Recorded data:
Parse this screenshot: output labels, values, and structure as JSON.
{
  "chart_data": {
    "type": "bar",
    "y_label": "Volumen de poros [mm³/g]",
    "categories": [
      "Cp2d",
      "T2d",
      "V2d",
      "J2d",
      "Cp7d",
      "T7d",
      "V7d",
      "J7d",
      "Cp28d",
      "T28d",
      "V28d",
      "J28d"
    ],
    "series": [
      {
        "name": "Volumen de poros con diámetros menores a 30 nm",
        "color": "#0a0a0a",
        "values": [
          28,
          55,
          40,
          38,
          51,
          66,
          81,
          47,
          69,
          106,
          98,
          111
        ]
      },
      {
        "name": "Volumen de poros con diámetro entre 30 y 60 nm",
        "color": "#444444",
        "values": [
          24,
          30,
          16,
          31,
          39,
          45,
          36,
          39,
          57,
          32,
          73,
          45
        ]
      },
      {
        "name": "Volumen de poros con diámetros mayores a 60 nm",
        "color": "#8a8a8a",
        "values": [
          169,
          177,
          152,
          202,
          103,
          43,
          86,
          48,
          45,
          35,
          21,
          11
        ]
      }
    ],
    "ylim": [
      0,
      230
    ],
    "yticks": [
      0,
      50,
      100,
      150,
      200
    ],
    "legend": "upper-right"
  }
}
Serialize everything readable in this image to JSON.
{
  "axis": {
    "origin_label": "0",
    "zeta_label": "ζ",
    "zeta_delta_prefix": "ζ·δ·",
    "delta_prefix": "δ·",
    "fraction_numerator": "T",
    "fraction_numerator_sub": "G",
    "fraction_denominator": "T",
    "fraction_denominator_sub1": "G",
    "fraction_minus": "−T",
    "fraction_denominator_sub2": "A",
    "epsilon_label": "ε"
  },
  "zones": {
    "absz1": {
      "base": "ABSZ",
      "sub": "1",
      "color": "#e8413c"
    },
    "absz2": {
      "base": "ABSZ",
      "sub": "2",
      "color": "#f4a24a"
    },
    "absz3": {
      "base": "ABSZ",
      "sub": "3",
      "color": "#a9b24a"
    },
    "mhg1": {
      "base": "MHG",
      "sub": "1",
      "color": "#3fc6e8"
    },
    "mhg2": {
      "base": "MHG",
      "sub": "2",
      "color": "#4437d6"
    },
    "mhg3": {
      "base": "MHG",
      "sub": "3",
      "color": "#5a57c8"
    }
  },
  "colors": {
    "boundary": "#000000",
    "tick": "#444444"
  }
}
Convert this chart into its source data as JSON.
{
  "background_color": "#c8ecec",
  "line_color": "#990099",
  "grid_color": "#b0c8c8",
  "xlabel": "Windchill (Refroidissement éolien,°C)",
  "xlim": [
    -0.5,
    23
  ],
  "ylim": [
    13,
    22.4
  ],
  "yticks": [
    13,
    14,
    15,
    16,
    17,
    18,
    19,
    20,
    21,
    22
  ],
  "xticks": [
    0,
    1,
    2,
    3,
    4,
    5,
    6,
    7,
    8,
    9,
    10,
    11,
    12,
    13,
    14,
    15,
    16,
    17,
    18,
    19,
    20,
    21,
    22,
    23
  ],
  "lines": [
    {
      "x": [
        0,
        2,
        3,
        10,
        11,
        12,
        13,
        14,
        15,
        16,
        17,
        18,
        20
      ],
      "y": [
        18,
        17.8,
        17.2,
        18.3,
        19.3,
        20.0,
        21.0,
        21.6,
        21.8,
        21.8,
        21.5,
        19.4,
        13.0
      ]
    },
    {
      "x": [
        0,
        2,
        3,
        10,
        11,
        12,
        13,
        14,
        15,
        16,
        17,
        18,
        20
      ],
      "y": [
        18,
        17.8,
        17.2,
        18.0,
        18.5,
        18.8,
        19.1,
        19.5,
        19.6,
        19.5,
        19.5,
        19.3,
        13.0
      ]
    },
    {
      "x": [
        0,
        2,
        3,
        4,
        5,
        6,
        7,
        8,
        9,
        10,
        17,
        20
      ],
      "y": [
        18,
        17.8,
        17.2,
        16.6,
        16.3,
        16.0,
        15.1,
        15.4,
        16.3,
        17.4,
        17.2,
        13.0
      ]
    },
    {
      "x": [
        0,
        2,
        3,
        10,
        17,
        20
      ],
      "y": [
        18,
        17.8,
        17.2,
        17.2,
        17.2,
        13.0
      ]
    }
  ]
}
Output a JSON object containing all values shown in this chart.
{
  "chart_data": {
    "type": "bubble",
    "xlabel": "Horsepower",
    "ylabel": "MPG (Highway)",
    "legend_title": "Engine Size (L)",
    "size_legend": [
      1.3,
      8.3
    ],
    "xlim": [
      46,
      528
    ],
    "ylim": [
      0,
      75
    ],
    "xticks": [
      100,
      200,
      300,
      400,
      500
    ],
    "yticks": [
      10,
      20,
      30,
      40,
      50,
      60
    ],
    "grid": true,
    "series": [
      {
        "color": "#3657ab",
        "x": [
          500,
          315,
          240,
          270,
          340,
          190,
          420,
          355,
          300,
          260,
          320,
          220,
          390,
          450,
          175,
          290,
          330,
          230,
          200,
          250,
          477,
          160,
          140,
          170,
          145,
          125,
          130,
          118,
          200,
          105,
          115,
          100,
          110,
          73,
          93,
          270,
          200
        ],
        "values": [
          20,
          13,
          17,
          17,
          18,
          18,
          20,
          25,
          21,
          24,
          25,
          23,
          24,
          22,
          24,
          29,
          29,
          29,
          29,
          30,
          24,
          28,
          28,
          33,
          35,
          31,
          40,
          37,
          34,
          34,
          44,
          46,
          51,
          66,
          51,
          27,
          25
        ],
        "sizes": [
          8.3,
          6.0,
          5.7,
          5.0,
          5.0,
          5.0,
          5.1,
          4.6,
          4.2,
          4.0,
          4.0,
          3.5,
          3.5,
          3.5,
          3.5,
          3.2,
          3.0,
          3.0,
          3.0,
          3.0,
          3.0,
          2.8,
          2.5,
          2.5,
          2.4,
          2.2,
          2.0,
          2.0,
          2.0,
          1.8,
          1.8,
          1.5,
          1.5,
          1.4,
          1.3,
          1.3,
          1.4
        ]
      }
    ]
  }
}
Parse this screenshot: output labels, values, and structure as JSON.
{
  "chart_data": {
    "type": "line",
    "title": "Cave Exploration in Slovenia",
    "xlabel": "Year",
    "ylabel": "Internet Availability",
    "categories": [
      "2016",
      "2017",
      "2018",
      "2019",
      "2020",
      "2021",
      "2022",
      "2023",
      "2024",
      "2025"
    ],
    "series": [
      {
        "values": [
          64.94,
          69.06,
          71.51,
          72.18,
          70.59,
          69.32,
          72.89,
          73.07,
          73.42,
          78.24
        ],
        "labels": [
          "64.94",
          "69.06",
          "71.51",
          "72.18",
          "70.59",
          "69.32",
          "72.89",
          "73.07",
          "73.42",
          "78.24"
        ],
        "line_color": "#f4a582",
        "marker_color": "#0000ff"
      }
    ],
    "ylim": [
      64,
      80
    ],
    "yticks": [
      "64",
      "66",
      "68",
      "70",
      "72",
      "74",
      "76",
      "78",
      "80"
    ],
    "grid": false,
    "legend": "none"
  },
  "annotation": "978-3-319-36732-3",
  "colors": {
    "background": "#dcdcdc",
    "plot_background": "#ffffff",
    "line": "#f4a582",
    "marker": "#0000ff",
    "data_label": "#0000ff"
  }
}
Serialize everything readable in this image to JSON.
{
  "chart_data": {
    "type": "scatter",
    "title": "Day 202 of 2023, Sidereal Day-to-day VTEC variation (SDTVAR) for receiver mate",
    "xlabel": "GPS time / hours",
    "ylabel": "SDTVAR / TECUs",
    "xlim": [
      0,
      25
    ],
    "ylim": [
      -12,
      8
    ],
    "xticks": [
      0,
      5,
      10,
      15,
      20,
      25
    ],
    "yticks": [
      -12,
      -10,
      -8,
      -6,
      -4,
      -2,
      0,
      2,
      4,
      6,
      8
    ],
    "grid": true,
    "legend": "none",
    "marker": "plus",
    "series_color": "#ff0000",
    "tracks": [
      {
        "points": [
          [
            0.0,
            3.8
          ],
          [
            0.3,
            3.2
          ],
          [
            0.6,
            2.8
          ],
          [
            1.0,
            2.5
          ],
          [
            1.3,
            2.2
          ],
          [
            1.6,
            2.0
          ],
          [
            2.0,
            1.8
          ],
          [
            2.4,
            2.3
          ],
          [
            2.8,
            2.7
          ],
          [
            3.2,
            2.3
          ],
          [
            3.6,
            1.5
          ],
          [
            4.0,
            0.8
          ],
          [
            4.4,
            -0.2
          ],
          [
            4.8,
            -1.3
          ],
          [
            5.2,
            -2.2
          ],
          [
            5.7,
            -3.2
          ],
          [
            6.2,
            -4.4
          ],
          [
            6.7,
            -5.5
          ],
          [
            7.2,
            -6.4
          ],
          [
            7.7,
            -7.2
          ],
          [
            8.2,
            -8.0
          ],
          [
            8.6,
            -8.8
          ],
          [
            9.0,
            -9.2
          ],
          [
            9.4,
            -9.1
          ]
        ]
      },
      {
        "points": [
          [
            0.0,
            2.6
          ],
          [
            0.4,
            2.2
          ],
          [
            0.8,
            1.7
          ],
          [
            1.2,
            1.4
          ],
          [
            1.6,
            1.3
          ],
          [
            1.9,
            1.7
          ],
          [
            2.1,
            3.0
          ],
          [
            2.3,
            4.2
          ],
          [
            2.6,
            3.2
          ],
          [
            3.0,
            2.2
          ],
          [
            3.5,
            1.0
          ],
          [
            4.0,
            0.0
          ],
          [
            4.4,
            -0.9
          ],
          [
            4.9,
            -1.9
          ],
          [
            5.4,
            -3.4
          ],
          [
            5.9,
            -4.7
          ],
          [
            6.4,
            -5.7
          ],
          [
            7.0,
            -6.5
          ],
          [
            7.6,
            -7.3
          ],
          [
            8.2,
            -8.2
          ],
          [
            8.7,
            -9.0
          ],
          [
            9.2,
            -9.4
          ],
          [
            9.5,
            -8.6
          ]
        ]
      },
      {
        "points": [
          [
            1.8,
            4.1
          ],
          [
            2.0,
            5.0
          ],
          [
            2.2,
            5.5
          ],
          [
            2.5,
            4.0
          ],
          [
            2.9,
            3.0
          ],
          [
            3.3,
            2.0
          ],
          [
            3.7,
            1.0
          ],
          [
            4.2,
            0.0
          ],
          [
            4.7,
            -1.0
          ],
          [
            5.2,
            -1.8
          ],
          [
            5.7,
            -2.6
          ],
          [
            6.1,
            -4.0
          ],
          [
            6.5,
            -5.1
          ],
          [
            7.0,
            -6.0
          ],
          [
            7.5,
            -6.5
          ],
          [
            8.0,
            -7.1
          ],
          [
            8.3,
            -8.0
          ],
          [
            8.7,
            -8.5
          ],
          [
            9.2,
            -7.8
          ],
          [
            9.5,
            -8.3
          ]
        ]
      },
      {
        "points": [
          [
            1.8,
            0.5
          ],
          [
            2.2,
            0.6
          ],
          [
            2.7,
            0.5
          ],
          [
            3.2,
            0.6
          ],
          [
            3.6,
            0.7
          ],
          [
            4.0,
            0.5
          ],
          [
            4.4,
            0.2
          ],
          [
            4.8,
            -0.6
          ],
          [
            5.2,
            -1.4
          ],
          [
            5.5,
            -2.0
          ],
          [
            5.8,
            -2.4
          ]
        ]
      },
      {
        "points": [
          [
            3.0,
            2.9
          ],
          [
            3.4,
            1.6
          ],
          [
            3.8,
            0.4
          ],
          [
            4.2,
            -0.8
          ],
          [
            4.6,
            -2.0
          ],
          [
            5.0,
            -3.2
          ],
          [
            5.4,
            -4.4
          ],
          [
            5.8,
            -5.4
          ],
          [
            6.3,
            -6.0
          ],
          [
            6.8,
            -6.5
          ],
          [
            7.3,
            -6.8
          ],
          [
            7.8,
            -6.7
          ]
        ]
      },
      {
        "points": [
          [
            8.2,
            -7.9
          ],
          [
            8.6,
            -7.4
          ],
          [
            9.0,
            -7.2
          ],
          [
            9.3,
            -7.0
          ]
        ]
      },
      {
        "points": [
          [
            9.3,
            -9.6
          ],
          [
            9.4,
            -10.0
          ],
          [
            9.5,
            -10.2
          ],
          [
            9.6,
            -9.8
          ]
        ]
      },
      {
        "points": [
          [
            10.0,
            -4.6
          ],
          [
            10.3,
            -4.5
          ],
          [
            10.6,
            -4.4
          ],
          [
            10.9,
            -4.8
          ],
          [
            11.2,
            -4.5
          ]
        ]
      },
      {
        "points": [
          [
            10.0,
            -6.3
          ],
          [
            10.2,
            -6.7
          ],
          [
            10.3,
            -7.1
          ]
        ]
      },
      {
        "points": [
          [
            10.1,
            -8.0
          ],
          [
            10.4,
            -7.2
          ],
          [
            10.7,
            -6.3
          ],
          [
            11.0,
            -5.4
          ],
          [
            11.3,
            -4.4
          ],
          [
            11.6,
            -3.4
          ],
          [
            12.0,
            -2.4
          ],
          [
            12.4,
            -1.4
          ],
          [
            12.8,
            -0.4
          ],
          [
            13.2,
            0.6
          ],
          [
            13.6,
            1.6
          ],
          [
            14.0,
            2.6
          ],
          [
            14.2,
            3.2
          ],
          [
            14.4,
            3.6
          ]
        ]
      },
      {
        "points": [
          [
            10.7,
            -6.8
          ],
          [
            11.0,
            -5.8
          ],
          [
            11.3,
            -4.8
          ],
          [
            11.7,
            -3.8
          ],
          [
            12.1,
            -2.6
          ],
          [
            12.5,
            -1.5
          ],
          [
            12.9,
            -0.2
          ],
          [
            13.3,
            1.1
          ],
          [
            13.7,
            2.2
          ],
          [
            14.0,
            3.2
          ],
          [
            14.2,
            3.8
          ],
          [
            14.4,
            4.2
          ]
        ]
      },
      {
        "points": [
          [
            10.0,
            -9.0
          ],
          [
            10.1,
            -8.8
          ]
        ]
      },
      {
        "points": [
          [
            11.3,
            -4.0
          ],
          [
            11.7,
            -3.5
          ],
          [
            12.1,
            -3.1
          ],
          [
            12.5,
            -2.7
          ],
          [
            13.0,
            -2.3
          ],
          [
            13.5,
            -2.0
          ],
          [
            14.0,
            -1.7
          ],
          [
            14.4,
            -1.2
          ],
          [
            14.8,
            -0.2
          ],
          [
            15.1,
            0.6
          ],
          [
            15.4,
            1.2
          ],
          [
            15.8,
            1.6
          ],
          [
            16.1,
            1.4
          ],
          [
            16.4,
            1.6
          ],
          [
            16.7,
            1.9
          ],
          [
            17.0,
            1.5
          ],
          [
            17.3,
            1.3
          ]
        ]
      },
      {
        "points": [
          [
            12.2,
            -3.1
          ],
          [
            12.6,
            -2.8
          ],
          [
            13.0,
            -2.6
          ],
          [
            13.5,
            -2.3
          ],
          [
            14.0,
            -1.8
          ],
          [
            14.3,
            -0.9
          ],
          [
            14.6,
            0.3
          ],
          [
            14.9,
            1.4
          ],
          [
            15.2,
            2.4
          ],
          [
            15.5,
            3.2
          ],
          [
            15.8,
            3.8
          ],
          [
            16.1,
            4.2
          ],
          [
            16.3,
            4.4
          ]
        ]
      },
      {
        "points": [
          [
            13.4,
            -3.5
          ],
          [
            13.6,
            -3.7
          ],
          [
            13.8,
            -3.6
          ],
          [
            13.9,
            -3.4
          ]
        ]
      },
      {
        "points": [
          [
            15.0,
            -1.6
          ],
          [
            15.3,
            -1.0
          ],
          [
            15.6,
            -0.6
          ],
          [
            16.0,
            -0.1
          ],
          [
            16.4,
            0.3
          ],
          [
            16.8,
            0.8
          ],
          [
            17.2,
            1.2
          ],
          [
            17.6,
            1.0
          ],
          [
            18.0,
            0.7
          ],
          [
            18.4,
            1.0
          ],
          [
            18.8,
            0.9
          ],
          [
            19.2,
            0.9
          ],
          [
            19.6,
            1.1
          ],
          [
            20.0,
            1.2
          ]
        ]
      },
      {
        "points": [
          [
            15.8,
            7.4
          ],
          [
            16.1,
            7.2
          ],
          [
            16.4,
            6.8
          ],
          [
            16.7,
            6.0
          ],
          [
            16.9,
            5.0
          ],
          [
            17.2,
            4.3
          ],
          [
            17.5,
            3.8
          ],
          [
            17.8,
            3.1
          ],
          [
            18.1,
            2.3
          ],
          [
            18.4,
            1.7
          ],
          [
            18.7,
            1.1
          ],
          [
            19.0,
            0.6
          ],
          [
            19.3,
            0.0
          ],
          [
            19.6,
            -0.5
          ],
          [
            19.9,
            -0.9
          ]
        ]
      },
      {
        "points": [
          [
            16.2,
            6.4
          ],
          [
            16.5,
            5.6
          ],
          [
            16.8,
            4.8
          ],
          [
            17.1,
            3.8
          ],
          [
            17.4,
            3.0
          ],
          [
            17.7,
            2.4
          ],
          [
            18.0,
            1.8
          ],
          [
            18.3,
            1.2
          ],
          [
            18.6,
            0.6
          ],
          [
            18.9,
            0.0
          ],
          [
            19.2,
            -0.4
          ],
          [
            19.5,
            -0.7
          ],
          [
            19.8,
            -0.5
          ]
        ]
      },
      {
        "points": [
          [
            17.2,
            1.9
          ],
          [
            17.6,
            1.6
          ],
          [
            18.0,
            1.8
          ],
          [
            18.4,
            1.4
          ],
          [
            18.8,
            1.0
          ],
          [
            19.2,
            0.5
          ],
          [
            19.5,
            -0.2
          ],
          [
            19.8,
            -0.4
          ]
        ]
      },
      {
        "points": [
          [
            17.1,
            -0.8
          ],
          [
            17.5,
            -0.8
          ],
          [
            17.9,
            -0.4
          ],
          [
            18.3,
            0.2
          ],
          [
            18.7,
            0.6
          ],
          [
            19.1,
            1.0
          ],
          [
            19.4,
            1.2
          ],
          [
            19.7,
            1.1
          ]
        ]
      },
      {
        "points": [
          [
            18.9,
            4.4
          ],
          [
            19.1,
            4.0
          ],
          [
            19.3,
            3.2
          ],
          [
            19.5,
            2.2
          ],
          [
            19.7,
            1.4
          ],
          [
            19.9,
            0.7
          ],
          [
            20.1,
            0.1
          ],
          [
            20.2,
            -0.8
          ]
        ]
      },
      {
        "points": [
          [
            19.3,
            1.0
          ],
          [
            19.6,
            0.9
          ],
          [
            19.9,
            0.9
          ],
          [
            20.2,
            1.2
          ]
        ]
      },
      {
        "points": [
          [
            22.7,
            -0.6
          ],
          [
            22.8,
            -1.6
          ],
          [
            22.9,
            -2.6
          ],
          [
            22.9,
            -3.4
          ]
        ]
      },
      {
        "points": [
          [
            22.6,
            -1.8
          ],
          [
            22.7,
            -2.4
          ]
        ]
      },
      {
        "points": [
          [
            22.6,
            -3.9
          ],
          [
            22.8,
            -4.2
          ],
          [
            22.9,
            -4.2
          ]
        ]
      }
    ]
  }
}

▶ **WORK INSTRUCTIONS**
In the records above, find each line with the word "Volumen" and copy it.

▶ **EXPECTED ANSWER**
    "y_label": "Volumen de poros [mm³/g]",
        "name": "Volumen de poros con diámetros menores a 30 nm",
        "name": "Volumen de poros con diámetro entre 30 y 60 nm",
        "name": "Volumen de poros con diámetros mayores a 60 nm",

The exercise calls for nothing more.